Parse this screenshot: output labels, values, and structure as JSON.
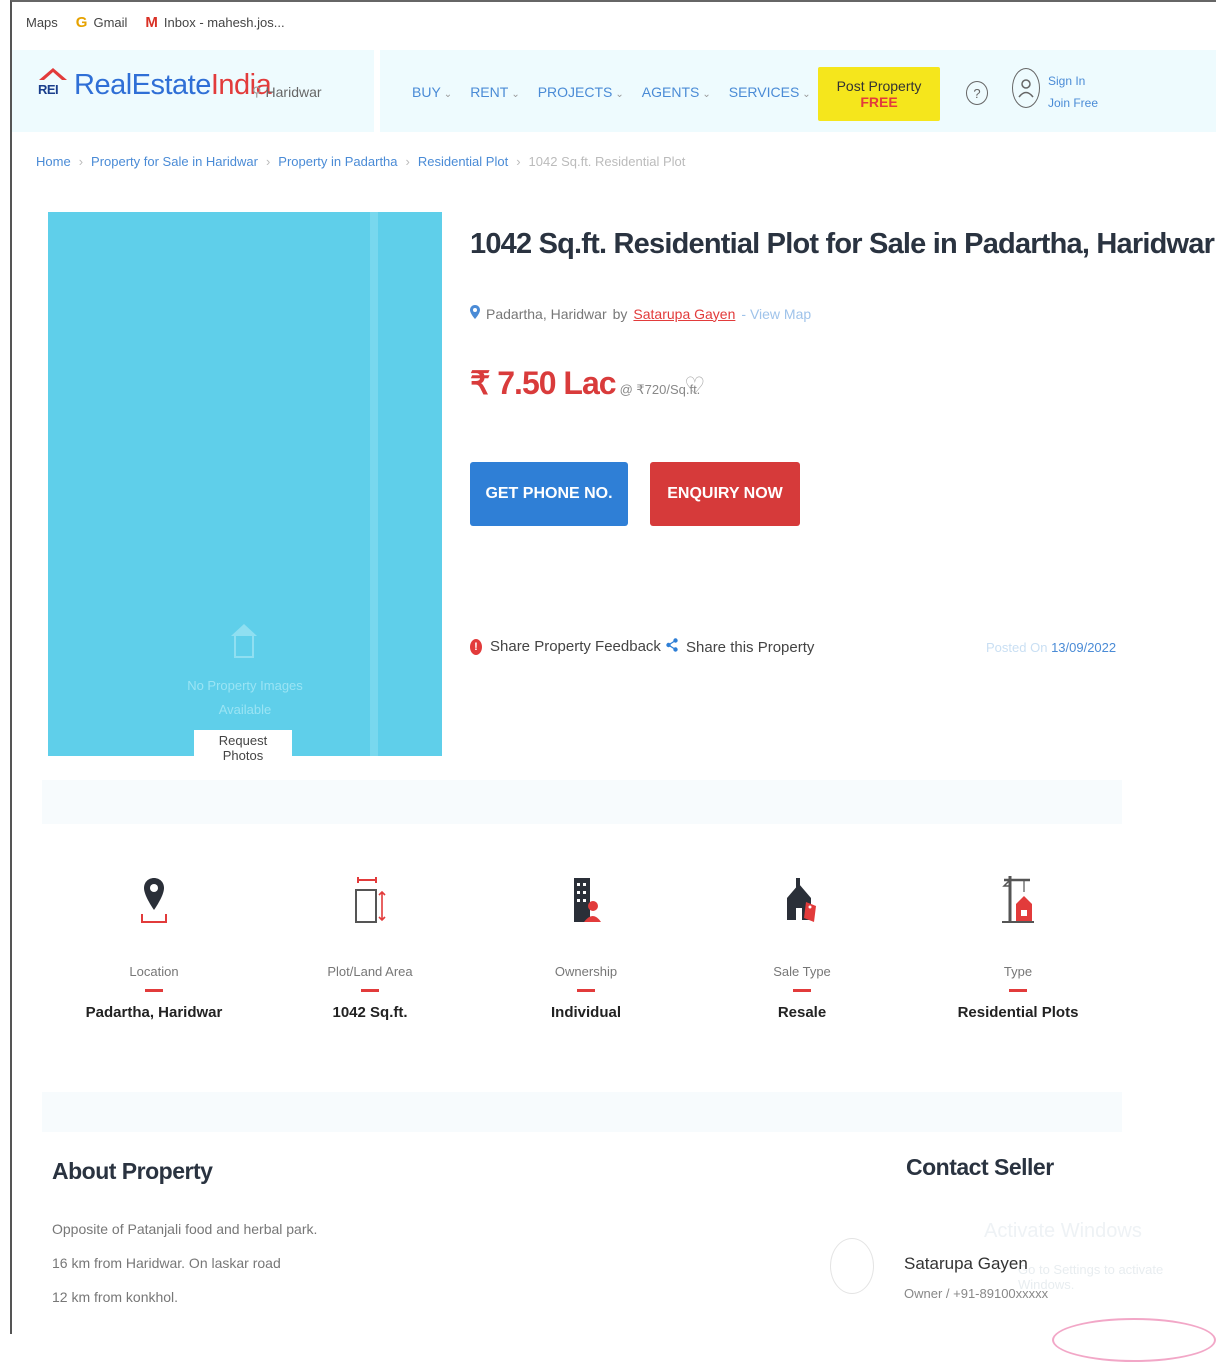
{
  "bookmarks": [
    {
      "icon": "",
      "label": "Maps"
    },
    {
      "icon": "G",
      "label": "Gmail"
    },
    {
      "icon": "M",
      "label": "Inbox - mahesh.jos..."
    }
  ],
  "header": {
    "logo_rei": "REI",
    "logo_real_estate": "RealEstate",
    "logo_india": "India",
    "city": "Haridwar",
    "nav": [
      "BUY",
      "RENT",
      "PROJECTS",
      "AGENTS",
      "SERVICES"
    ],
    "post_property": "Post Property",
    "post_free": "FREE",
    "help": "?",
    "sign_in": "Sign In",
    "join_free": "Join Free"
  },
  "breadcrumb": {
    "items": [
      "Home",
      "Property for Sale in Haridwar",
      "Property in Padartha",
      "Residential Plot"
    ],
    "current": "1042 Sq.ft. Residential Plot"
  },
  "photo": {
    "no_images_line1": "No Property Images",
    "no_images_line2": "Available",
    "request_photos": "Request Photos"
  },
  "property": {
    "title": "1042 Sq.ft. Residential Plot for Sale in Padartha, Haridwar",
    "location": "Padartha, Haridwar",
    "by": "by",
    "seller": "Satarupa Gayen",
    "view_map": "- View Map",
    "price": "₹ 7.50 Lac",
    "rate": "@ ₹720/Sq.ft.",
    "get_phone": "GET PHONE NO.",
    "enquiry": "ENQUIRY NOW",
    "feedback": "Share Property Feedback",
    "share": "Share this Property",
    "posted_label": "Posted On",
    "posted_date": "13/09/2022"
  },
  "features": [
    {
      "icon": "location-pin-icon",
      "label": "Location",
      "value": "Padartha, Haridwar"
    },
    {
      "icon": "area-icon",
      "label": "Plot/Land Area",
      "value": "1042 Sq.ft."
    },
    {
      "icon": "ownership-icon",
      "label": "Ownership",
      "value": "Individual"
    },
    {
      "icon": "sale-tag-icon",
      "label": "Sale Type",
      "value": "Resale"
    },
    {
      "icon": "crane-icon",
      "label": "Type",
      "value": "Residential Plots"
    }
  ],
  "about": {
    "title": "About Property",
    "lines": [
      "Opposite of Patanjali food and herbal park.",
      "16 km from Haridwar. On laskar road",
      "12 km from konkhol."
    ]
  },
  "contact": {
    "title": "Contact Seller",
    "name": "Satarupa Gayen",
    "meta": "Owner / +91-89100xxxxx"
  },
  "watermark": {
    "line1": "Activate Windows",
    "line2": "Go to Settings to activate Windows."
  },
  "colors": {
    "accent_blue": "#2f7fd6",
    "accent_red": "#d63a3a",
    "post_yellow": "#f5e61c",
    "photo_cyan": "#5fcfea"
  }
}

========================================================================

▶ Job
Retype all the records shown above, character for character. Omit every picture.

▶ Result for this task
Parse this screenshot: output labels, values, and structure as JSON.
{
  "bookmarks": [
    {
      "icon": "",
      "label": "Maps"
    },
    {
      "icon": "G",
      "label": "Gmail"
    },
    {
      "icon": "M",
      "label": "Inbox - mahesh.jos..."
    }
  ],
  "header": {
    "logo_rei": "REI",
    "logo_real_estate": "RealEstate",
    "logo_india": "India",
    "city": "Haridwar",
    "nav": [
      "BUY",
      "RENT",
      "PROJECTS",
      "AGENTS",
      "SERVICES"
    ],
    "post_property": "Post Property",
    "post_free": "FREE",
    "help": "?",
    "sign_in": "Sign In",
    "join_free": "Join Free"
  },
  "breadcrumb": {
    "items": [
      "Home",
      "Property for Sale in Haridwar",
      "Property in Padartha",
      "Residential Plot"
    ],
    "current": "1042 Sq.ft. Residential Plot"
  },
  "photo": {
    "no_images_line1": "No Property Images",
    "no_images_line2": "Available",
    "request_photos": "Request Photos"
  },
  "property": {
    "title": "1042 Sq.ft. Residential Plot for Sale in Padartha, Haridwar",
    "location": "Padartha, Haridwar",
    "by": "by",
    "seller": "Satarupa Gayen",
    "view_map": "- View Map",
    "price": "₹ 7.50 Lac",
    "rate": "@ ₹720/Sq.ft.",
    "get_phone": "GET PHONE NO.",
    "enquiry": "ENQUIRY NOW",
    "feedback": "Share Property Feedback",
    "share": "Share this Property",
    "posted_label": "Posted On",
    "posted_date": "13/09/2022"
  },
  "features": [
    {
      "icon": "location-pin-icon",
      "label": "Location",
      "value": "Padartha, Haridwar"
    },
    {
      "icon": "area-icon",
      "label": "Plot/Land Area",
      "value": "1042 Sq.ft."
    },
    {
      "icon": "ownership-icon",
      "label": "Ownership",
      "value": "Individual"
    },
    {
      "icon": "sale-tag-icon",
      "label": "Sale Type",
      "value": "Resale"
    },
    {
      "icon": "crane-icon",
      "label": "Type",
      "value": "Residential Plots"
    }
  ],
  "about": {
    "title": "About Property",
    "lines": [
      "Opposite of Patanjali food and herbal park.",
      "16 km from Haridwar. On laskar road",
      "12 km from konkhol."
    ]
  },
  "contact": {
    "title": "Contact Seller",
    "name": "Satarupa Gayen",
    "meta": "Owner / +91-89100xxxxx"
  },
  "watermark": {
    "line1": "Activate Windows",
    "line2": "Go to Settings to activate Windows."
  },
  "colors": {
    "accent_blue": "#2f7fd6",
    "accent_red": "#d63a3a",
    "post_yellow": "#f5e61c",
    "photo_cyan": "#5fcfea"
  }
}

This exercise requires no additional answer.